In the material below, the lines containing the word "العلمية" are required; copy each of them.

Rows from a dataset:
<<<<

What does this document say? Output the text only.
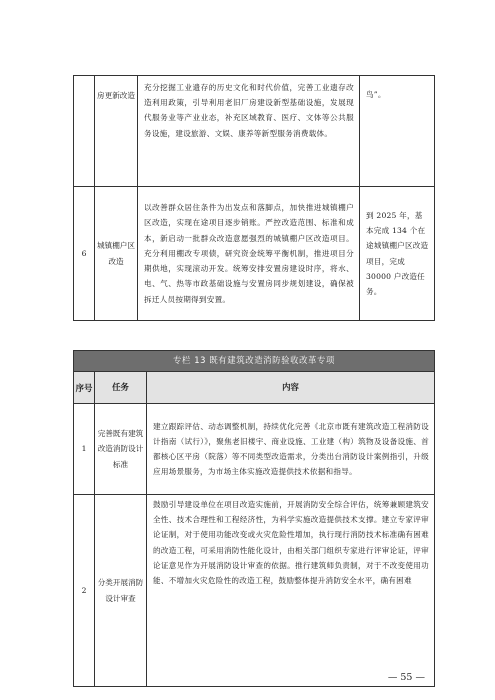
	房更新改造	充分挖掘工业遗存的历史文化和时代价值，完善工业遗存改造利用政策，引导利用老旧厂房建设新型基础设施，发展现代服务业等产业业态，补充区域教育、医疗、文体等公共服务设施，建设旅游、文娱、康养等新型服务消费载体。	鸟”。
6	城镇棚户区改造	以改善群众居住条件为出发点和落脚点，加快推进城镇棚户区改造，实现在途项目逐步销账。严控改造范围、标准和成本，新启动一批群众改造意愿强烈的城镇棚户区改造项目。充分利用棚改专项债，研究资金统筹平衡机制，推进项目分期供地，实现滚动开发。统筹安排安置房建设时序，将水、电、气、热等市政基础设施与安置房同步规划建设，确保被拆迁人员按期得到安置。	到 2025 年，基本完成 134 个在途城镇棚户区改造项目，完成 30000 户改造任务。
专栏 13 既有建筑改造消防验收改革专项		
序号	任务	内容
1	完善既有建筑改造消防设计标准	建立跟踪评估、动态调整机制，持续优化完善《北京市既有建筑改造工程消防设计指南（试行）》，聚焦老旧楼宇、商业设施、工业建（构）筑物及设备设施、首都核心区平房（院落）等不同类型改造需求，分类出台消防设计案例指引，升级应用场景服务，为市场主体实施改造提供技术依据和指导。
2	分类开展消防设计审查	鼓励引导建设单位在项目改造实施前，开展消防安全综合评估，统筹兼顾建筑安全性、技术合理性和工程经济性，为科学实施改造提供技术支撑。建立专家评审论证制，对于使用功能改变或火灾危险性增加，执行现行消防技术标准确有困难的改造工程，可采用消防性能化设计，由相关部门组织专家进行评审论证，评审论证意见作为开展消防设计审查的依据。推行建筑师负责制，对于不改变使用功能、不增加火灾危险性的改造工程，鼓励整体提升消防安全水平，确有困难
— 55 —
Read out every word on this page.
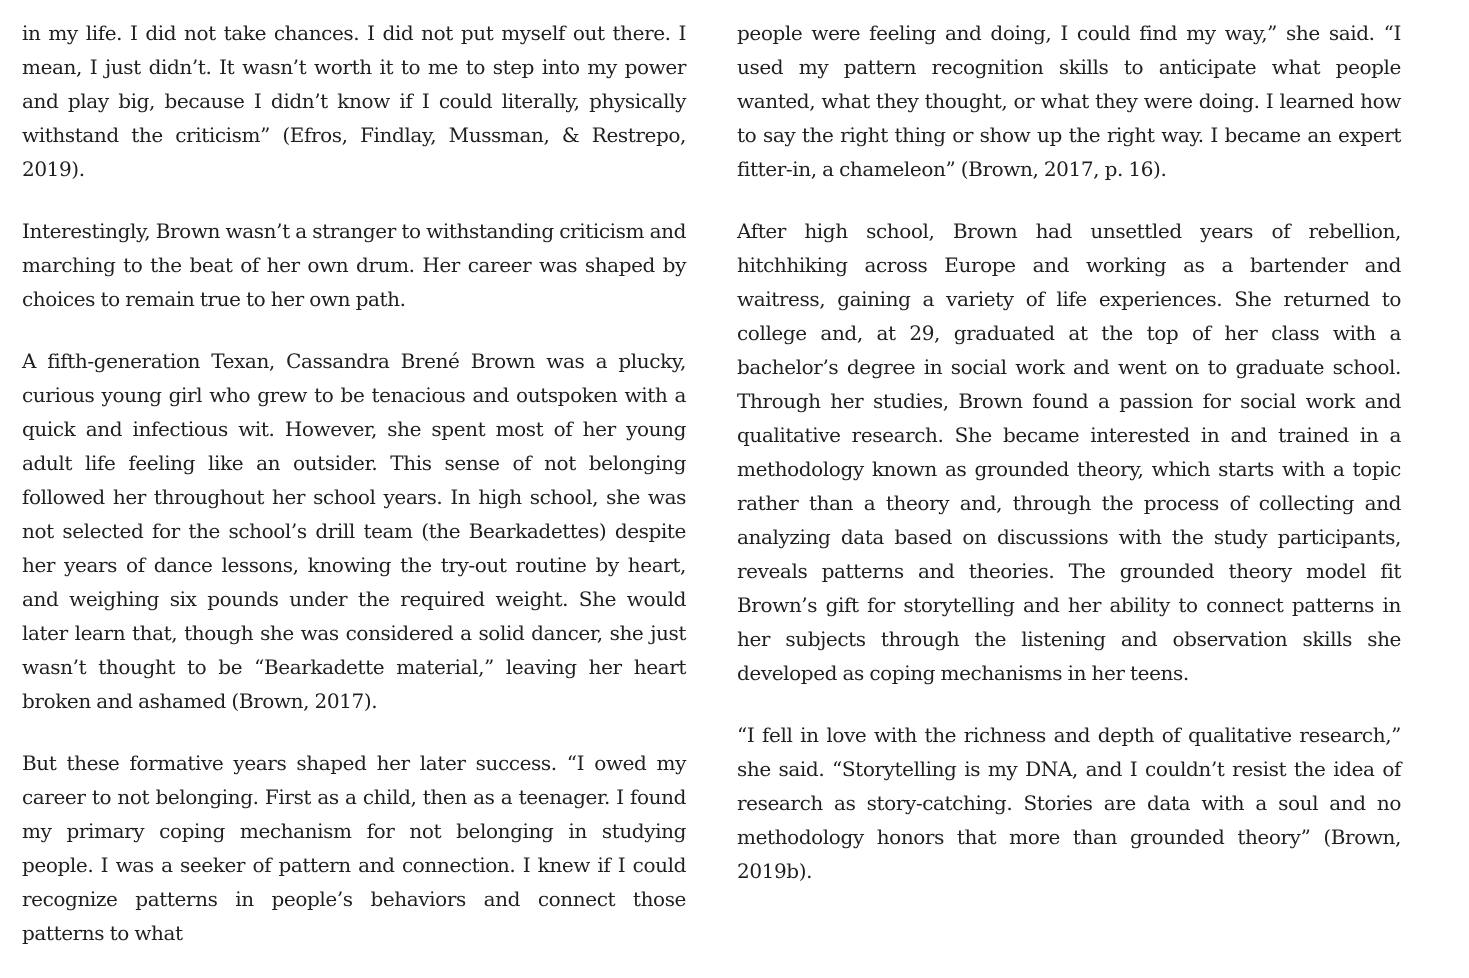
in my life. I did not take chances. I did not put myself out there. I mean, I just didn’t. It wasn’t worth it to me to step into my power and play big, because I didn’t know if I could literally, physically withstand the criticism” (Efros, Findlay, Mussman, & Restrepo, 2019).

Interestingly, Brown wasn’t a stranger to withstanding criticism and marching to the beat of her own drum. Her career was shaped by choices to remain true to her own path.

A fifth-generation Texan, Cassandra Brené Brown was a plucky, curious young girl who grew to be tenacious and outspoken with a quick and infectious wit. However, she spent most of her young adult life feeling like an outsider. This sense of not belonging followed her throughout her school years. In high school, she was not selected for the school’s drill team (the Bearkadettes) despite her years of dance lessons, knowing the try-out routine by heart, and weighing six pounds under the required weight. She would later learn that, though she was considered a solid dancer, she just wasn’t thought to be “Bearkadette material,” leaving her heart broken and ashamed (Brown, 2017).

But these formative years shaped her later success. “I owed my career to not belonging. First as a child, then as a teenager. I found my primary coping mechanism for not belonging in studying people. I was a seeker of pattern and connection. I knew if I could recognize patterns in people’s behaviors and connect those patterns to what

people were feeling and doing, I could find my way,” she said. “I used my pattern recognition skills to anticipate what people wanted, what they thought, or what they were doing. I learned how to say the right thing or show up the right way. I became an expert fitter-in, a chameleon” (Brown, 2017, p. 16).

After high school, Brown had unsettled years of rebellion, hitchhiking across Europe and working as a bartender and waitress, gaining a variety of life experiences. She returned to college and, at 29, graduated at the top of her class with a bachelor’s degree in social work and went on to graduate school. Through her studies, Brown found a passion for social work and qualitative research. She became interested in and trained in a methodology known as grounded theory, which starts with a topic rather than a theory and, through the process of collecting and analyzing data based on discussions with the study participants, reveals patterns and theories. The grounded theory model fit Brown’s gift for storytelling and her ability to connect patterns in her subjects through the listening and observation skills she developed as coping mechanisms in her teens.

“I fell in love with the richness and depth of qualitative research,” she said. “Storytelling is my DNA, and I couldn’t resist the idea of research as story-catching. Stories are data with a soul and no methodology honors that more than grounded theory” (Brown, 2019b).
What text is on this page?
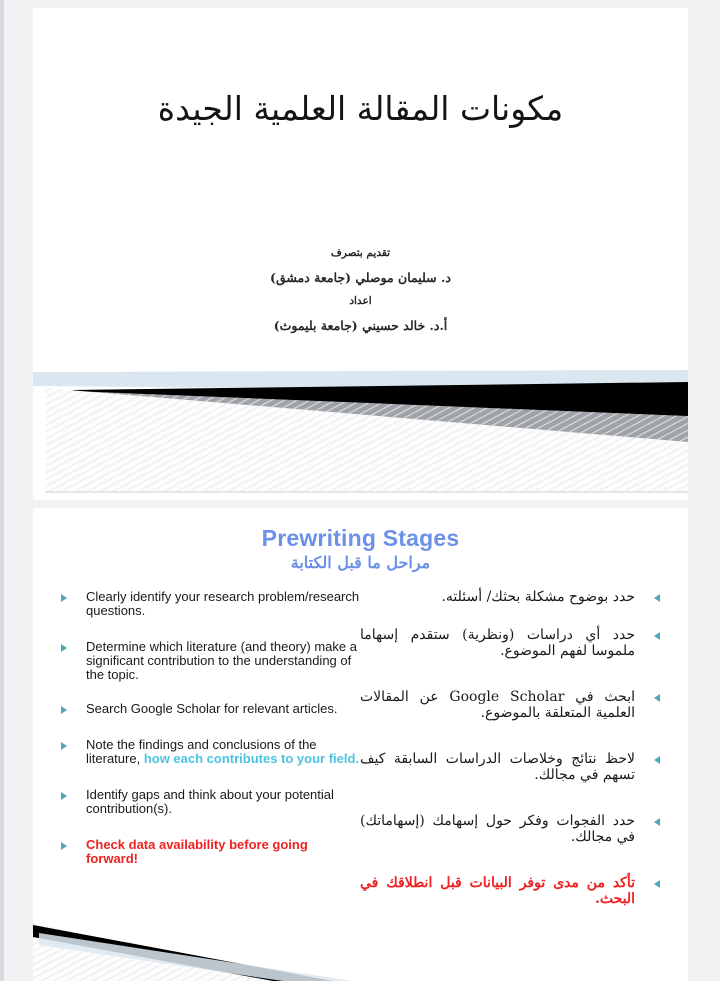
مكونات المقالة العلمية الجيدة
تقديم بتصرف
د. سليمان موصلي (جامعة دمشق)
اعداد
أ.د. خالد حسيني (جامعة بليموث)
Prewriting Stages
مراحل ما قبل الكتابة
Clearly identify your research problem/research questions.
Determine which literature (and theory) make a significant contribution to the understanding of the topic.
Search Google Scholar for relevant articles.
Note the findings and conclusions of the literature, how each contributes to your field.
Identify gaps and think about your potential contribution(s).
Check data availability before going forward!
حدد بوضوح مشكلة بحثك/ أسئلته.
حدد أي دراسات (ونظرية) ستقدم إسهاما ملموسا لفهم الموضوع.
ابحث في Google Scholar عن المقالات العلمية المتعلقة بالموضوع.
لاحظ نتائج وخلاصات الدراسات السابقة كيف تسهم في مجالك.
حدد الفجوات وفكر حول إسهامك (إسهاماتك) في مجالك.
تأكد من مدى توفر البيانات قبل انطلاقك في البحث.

>>>>
<<<<

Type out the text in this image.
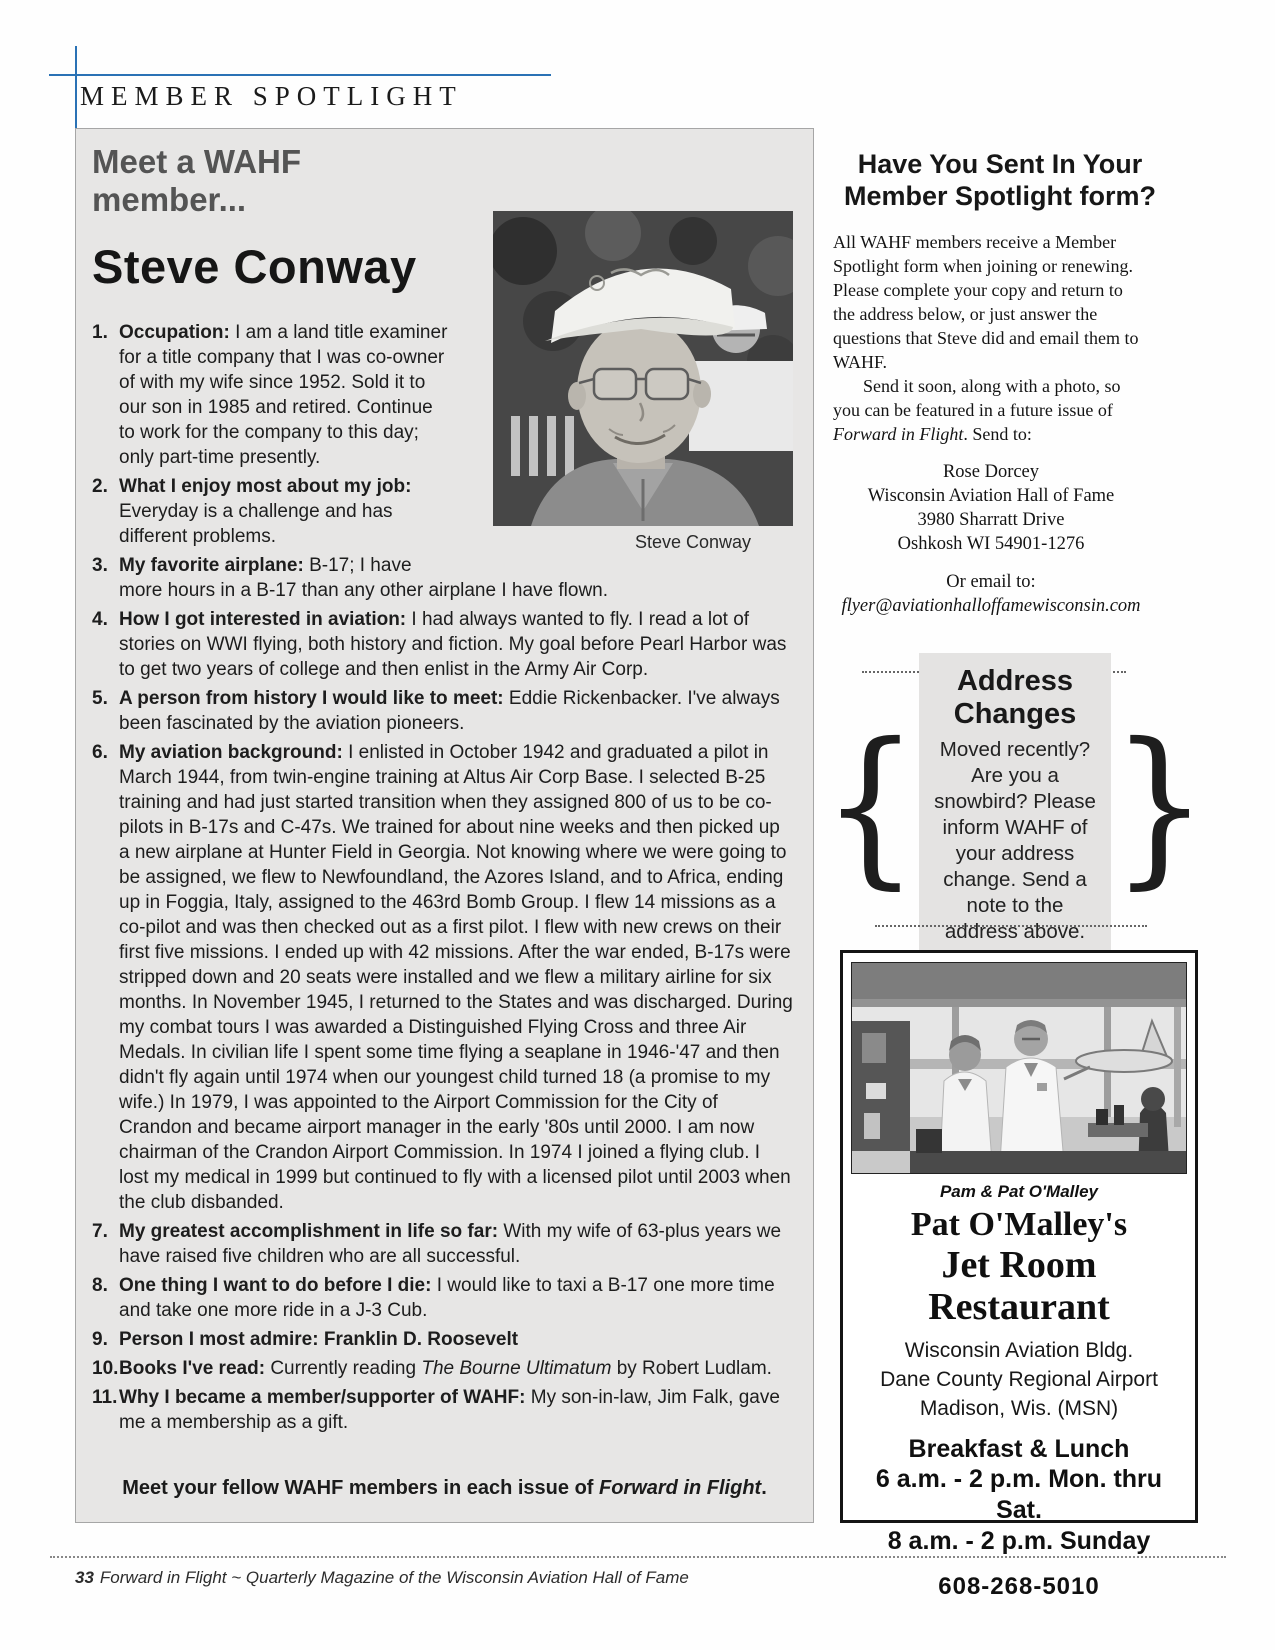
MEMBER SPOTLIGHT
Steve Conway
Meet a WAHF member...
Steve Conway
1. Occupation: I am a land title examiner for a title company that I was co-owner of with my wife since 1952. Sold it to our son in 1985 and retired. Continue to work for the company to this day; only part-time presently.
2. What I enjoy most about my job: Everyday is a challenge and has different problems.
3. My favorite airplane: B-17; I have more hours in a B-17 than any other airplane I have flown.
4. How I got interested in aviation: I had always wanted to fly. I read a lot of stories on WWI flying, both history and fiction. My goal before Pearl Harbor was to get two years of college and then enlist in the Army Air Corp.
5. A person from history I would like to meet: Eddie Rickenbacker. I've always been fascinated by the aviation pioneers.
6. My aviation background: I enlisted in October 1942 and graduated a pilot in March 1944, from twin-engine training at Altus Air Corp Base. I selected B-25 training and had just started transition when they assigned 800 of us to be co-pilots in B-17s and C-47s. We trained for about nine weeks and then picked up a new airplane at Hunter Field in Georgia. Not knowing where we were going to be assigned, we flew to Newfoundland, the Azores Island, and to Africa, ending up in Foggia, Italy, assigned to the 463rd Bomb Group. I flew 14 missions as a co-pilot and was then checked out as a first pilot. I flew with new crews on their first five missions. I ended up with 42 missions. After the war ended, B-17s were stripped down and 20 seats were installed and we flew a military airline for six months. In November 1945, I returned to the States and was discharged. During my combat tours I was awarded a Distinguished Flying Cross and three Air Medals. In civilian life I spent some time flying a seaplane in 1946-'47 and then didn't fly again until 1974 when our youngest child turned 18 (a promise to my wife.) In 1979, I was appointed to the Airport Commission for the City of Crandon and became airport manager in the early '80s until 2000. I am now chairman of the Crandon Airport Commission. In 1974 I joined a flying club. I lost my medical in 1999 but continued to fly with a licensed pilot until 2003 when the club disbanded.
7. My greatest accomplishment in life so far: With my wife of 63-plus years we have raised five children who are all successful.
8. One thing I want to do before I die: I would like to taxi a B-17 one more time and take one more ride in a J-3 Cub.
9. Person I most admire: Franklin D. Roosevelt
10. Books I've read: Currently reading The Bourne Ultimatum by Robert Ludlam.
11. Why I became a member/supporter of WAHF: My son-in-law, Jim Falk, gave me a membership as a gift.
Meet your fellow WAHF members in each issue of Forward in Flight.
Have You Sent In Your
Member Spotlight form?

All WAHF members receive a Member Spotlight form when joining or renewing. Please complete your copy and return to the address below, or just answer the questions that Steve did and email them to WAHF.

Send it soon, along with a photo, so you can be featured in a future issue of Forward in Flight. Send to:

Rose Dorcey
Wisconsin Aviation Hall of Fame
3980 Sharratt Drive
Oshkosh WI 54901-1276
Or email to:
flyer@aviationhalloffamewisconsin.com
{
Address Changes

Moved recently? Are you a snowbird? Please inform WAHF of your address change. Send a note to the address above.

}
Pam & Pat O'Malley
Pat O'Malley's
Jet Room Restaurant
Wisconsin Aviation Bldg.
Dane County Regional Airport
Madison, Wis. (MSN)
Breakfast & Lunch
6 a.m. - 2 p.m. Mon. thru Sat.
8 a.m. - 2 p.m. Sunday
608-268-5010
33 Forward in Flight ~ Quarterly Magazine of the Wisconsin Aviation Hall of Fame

>>>>

Written answer:
مكونات المقالة العلمية الجيدة
ابحث في Google Scholar عن المقالات العلمية المتعلقة بالموضوع.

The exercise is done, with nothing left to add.